**BRANO DA LEGGERE**:
--- --- ---

In Italia poca gente segue le cronache economiche, pochi capiscono i ragionamenti degli economisti e i commenti in TV spesso confusi.
Quando si sente parlare di tassi, spread e mille altri termini inglesi (che hanno i loro perfetti sinonimi in italiano, ma dirli in inglese fa molto figo) si resta incerti e si cambia canale.
Tutti, però, soprattutto quando in autunno si parla di legge finanziaria, ci accorgiamo che qualcosa non quadra e ci sembra di vivere sotto una “cupola” finanziaria che ci controlla la vita, organizza il mondo (almeno quello occidentale e soprattutto quello europeo) e fissa i prezzi di tutto, dai farmaci all’energia, dal costo del mutuo al futuro dei nostri risparmi.

--- --- ---

[Dati sulla disposizione spaziale]
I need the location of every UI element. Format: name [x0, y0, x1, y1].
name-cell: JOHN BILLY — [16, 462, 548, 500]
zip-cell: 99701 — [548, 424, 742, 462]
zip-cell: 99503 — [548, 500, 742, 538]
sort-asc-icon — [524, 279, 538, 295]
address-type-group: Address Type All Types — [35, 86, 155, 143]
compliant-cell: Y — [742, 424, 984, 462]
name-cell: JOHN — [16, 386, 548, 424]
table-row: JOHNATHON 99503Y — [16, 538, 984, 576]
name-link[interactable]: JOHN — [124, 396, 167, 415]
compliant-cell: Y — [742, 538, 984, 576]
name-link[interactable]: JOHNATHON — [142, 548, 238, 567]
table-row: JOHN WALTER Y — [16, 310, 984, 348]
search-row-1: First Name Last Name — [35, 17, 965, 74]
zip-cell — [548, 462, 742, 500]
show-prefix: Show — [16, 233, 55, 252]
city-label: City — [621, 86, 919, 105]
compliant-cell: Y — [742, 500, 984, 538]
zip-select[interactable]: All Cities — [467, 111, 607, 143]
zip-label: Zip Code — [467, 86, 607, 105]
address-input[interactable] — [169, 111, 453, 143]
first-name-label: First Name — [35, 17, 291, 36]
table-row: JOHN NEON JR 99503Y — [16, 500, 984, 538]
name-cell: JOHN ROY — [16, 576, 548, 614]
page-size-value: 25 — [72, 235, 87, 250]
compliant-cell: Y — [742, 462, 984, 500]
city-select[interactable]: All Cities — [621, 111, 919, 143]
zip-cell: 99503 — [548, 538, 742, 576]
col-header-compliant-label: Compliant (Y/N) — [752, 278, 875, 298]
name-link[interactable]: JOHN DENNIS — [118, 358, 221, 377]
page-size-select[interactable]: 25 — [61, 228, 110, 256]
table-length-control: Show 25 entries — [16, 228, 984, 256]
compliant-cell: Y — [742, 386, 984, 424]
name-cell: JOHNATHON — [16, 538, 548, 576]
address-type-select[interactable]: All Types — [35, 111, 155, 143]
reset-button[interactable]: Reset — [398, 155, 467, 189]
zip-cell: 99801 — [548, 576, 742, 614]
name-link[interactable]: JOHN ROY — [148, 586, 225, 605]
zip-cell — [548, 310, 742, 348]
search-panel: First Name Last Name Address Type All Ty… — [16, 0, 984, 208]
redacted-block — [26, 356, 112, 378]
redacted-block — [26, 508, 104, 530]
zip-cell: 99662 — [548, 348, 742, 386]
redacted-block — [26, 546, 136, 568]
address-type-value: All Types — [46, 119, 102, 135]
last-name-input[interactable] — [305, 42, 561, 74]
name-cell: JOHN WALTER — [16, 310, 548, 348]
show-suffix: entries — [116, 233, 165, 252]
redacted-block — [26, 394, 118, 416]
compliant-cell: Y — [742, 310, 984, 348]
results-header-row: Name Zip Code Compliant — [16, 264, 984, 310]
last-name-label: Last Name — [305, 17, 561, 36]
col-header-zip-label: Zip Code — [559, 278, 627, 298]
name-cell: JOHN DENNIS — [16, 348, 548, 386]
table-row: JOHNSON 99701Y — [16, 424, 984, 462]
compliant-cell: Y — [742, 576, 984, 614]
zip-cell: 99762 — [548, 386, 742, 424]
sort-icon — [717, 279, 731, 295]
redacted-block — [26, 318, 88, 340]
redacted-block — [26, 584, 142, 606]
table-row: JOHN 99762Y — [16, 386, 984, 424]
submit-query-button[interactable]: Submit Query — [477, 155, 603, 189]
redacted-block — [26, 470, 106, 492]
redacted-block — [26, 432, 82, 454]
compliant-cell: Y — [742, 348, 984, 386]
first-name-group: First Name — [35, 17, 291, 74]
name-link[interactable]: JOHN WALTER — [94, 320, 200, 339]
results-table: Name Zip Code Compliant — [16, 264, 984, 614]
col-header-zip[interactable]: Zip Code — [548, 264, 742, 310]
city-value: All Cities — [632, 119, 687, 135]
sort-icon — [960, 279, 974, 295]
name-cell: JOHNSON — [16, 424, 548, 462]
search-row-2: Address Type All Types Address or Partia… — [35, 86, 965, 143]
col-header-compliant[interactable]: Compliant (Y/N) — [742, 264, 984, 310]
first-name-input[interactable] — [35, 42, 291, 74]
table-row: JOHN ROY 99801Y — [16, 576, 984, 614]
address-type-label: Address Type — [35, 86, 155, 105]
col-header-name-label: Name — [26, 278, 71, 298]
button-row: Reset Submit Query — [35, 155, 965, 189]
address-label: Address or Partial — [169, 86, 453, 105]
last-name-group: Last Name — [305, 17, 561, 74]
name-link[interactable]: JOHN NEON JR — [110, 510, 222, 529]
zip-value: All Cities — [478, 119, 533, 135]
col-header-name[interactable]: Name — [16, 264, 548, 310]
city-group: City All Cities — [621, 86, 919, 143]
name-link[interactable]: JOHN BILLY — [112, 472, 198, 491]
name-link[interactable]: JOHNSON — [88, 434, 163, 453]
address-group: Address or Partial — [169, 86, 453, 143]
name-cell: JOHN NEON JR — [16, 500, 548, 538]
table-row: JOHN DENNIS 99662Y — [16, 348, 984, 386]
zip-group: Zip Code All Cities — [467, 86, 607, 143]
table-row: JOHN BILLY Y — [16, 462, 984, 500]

--- --- ---

**COMPITO DA SVOLGERE**: Prosegui il brano sulle cronache economiche dopo la sua ultima frase. I record non hanno alcun ruolo in questo lavoro.

**PROBLEMA RISOLTO**:
Perché non c’è più l’ “Europa dei Popoli” e neppure dei cittadini, ma vince “l’Europa dei banchieri” alla quale anche i capi di stato e di governo devono adeguarsi e rendere omaggio perché altrimenti, se criticano troppo il “giro”, finiscono prontamente a fondo e con loro i rispettivi paesi “ricattati” dai media che sono in mano alle banche a loro volta controllano finanziariamente i loro editori.
Nel gioco sottile della moneta unica (che ha avuto anche grandi vantaggi di stabilizzazione, non dobbiamo dimenticarcelo) già per cominciare chi a suo tempo ha dato le carte (era il tempo dell’Italia di Prodi) ha valutato poca cosa la nostra lira al momento del concambio in Euro, ma d’altronde eravamo con le pezze sul sedere.
Di fatto l’Italia “conta” circa il 14% dell’Europa, ma molto meno in campo finanziario sia perché ci viene continuamente ripetuto che siamo debitori quasi insolventi e che in buona sostanza facciamo debiti nuovi per coprire quelli vecchi.
La lunga premessa è per sottolineare come sia ben difficile contestare da posizioni di forza le scelte della Banca Centrale Europea che nel suo sito sostiene che “il suo compito principale è mantenere la stabilità dei prezzi, favorendo in tal modo la crescita e l’occupazione.”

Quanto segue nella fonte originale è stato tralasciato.